* [Task to carry out] In full and without deviation, write out the entries that follow.

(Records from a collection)
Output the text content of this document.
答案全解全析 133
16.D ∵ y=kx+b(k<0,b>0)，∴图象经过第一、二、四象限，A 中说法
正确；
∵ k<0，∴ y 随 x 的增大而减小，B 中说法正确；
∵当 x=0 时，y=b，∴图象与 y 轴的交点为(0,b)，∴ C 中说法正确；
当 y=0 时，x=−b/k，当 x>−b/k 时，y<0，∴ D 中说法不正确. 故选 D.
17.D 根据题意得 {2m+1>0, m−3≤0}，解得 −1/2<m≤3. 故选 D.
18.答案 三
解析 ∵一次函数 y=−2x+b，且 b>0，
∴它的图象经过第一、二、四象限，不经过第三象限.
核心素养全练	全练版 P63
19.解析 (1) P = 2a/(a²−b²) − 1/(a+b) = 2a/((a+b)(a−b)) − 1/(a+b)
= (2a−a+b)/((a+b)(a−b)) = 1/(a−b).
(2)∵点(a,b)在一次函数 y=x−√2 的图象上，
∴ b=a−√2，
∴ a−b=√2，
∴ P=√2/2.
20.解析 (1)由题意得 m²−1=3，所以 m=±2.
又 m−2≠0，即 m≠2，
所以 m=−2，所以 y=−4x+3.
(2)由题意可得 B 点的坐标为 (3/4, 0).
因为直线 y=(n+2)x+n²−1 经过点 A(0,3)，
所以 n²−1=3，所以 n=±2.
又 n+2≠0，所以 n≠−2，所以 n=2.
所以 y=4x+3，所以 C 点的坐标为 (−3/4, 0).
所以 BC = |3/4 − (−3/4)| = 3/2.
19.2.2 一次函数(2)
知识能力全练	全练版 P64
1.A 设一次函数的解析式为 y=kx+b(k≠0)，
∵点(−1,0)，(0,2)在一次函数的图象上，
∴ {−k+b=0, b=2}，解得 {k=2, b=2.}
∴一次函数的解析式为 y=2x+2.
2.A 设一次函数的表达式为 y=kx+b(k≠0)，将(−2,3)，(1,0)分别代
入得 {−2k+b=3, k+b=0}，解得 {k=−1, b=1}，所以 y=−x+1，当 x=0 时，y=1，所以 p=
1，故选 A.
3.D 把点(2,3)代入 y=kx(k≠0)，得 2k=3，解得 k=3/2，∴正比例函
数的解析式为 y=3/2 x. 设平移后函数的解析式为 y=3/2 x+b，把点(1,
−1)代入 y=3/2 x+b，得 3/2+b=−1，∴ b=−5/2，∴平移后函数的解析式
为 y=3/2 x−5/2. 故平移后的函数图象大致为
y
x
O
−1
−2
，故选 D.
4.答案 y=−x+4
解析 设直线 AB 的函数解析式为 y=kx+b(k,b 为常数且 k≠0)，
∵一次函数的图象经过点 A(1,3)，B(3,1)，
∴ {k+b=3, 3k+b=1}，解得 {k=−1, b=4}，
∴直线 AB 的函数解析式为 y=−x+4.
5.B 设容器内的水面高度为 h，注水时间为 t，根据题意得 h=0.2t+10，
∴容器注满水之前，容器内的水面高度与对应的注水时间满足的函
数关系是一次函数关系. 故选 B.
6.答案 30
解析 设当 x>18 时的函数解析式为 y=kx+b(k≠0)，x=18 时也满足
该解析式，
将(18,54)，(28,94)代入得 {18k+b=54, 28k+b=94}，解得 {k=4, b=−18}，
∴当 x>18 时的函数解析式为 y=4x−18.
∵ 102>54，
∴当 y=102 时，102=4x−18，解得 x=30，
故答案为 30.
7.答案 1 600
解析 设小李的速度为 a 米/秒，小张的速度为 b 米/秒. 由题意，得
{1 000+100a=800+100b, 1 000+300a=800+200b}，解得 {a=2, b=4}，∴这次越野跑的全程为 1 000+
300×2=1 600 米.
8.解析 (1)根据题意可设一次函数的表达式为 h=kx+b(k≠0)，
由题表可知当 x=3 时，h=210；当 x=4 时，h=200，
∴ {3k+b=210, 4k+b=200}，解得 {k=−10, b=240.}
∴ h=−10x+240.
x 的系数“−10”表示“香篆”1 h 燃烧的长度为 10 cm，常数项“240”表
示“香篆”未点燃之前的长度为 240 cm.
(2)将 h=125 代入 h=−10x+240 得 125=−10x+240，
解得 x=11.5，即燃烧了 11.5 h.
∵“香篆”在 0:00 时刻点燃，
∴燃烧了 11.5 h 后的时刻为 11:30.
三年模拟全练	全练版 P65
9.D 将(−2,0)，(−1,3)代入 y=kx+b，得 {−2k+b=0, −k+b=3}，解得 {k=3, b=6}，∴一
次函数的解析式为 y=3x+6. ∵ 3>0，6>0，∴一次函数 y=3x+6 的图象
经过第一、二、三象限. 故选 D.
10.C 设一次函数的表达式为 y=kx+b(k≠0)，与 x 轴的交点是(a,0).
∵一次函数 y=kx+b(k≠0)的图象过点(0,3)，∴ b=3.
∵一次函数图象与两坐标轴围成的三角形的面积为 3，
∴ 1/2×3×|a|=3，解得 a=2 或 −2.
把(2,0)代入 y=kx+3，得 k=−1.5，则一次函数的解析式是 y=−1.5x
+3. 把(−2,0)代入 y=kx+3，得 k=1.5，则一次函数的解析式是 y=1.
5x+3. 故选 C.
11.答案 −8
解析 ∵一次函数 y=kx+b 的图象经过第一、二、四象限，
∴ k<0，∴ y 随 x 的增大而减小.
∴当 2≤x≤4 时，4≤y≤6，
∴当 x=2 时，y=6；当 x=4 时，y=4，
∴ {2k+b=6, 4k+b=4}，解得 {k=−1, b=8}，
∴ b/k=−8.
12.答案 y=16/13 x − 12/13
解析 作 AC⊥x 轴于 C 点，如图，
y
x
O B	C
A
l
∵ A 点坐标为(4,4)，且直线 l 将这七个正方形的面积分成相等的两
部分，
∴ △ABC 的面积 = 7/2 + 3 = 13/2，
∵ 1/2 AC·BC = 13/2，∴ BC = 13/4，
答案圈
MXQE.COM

* [Task answer]
Output the text content of this document.
答案全解全析 133
16.D ∵ y=kx+b(k<0,b>0)，∴图象经过第一、二、四象限，A 中说法
正确；
∵ k<0，∴ y 随 x 的增大而减小，B 中说法正确；
∵当 x=0 时，y=b，∴图象与 y 轴的交点为(0,b)，∴ C 中说法正确；
当 y=0 时，x=−b/k，当 x>−b/k 时，y<0，∴ D 中说法不正确. 故选 D.
17.D 根据题意得 {2m+1>0, m−3≤0}，解得 −1/2<m≤3. 故选 D.
18.答案 三
解析 ∵一次函数 y=−2x+b，且 b>0，
∴它的图象经过第一、二、四象限，不经过第三象限.
核心素养全练	全练版 P63
19.解析 (1) P = 2a/(a²−b²) − 1/(a+b) = 2a/((a+b)(a−b)) − 1/(a+b)
= (2a−a+b)/((a+b)(a−b)) = 1/(a−b).
(2)∵点(a,b)在一次函数 y=x−√2 的图象上，
∴ b=a−√2，
∴ a−b=√2，
∴ P=√2/2.
20.解析 (1)由题意得 m²−1=3，所以 m=±2.
又 m−2≠0，即 m≠2，
所以 m=−2，所以 y=−4x+3.
(2)由题意可得 B 点的坐标为 (3/4, 0).
因为直线 y=(n+2)x+n²−1 经过点 A(0,3)，
所以 n²−1=3，所以 n=±2.
又 n+2≠0，所以 n≠−2，所以 n=2.
所以 y=4x+3，所以 C 点的坐标为 (−3/4, 0).
所以 BC = |3/4 − (−3/4)| = 3/2.
19.2.2 一次函数(2)
知识能力全练	全练版 P64
1.A 设一次函数的解析式为 y=kx+b(k≠0)，
∵点(−1,0)，(0,2)在一次函数的图象上，
∴ {−k+b=0, b=2}，解得 {k=2, b=2.}
∴一次函数的解析式为 y=2x+2.
2.A 设一次函数的表达式为 y=kx+b(k≠0)，将(−2,3)，(1,0)分别代
入得 {−2k+b=3, k+b=0}，解得 {k=−1, b=1}，所以 y=−x+1，当 x=0 时，y=1，所以 p=
1，故选 A.
3.D 把点(2,3)代入 y=kx(k≠0)，得 2k=3，解得 k=3/2，∴正比例函
数的解析式为 y=3/2 x. 设平移后函数的解析式为 y=3/2 x+b，把点(1,
−1)代入 y=3/2 x+b，得 3/2+b=−1，∴ b=−5/2，∴平移后函数的解析式
为 y=3/2 x−5/2. 故平移后的函数图象大致为
y
x
O
−1
−2
，故选 D.
4.答案 y=−x+4
解析 设直线 AB 的函数解析式为 y=kx+b(k,b 为常数且 k≠0)，
∵一次函数的图象经过点 A(1,3)，B(3,1)，
∴ {k+b=3, 3k+b=1}，解得 {k=−1, b=4}，
∴直线 AB 的函数解析式为 y=−x+4.
5.B 设容器内的水面高度为 h，注水时间为 t，根据题意得 h=0.2t+10，
∴容器注满水之前，容器内的水面高度与对应的注水时间满足的函
数关系是一次函数关系. 故选 B.
6.答案 30
解析 设当 x>18 时的函数解析式为 y=kx+b(k≠0)，x=18 时也满足
该解析式，
将(18,54)，(28,94)代入得 {18k+b=54, 28k+b=94}，解得 {k=4, b=−18}，
∴当 x>18 时的函数解析式为 y=4x−18.
∵ 102>54，
∴当 y=102 时，102=4x−18，解得 x=30，
故答案为 30.
7.答案 1 600
解析 设小李的速度为 a 米/秒，小张的速度为 b 米/秒. 由题意，得
{1 000+100a=800+100b, 1 000+300a=800+200b}，解得 {a=2, b=4}，∴这次越野跑的全程为 1 000+
300×2=1 600 米.
8.解析 (1)根据题意可设一次函数的表达式为 h=kx+b(k≠0)，
由题表可知当 x=3 时，h=210；当 x=4 时，h=200，
∴ {3k+b=210, 4k+b=200}，解得 {k=−10, b=240.}
∴ h=−10x+240.
x 的系数“−10”表示“香篆”1 h 燃烧的长度为 10 cm，常数项“240”表
示“香篆”未点燃之前的长度为 240 cm.
(2)将 h=125 代入 h=−10x+240 得 125=−10x+240，
解得 x=11.5，即燃烧了 11.5 h.
∵“香篆”在 0:00 时刻点燃，
∴燃烧了 11.5 h 后的时刻为 11:30.
三年模拟全练	全练版 P65
9.D 将(−2,0)，(−1,3)代入 y=kx+b，得 {−2k+b=0, −k+b=3}，解得 {k=3, b=6}，∴一
次函数的解析式为 y=3x+6. ∵ 3>0，6>0，∴一次函数 y=3x+6 的图象
经过第一、二、三象限. 故选 D.
10.C 设一次函数的表达式为 y=kx+b(k≠0)，与 x 轴的交点是(a,0).
∵一次函数 y=kx+b(k≠0)的图象过点(0,3)，∴ b=3.
∵一次函数图象与两坐标轴围成的三角形的面积为 3，
∴ 1/2×3×|a|=3，解得 a=2 或 −2.
把(2,0)代入 y=kx+3，得 k=−1.5，则一次函数的解析式是 y=−1.5x
+3. 把(−2,0)代入 y=kx+3，得 k=1.5，则一次函数的解析式是 y=1.
5x+3. 故选 C.
11.答案 −8
解析 ∵一次函数 y=kx+b 的图象经过第一、二、四象限，
∴ k<0，∴ y 随 x 的增大而减小.
∴当 2≤x≤4 时，4≤y≤6，
∴当 x=2 时，y=6；当 x=4 时，y=4，
∴ {2k+b=6, 4k+b=4}，解得 {k=−1, b=8}，
∴ b/k=−8.
12.答案 y=16/13 x − 12/13
解析 作 AC⊥x 轴于 C 点，如图，
y
x
O B	C
A
l
∵ A 点坐标为(4,4)，且直线 l 将这七个正方形的面积分成相等的两
部分，
∴ △ABC 的面积 = 7/2 + 3 = 13/2，
∵ 1/2 AC·BC = 13/2，∴ BC = 13/4，
答案圈
MXQE.COM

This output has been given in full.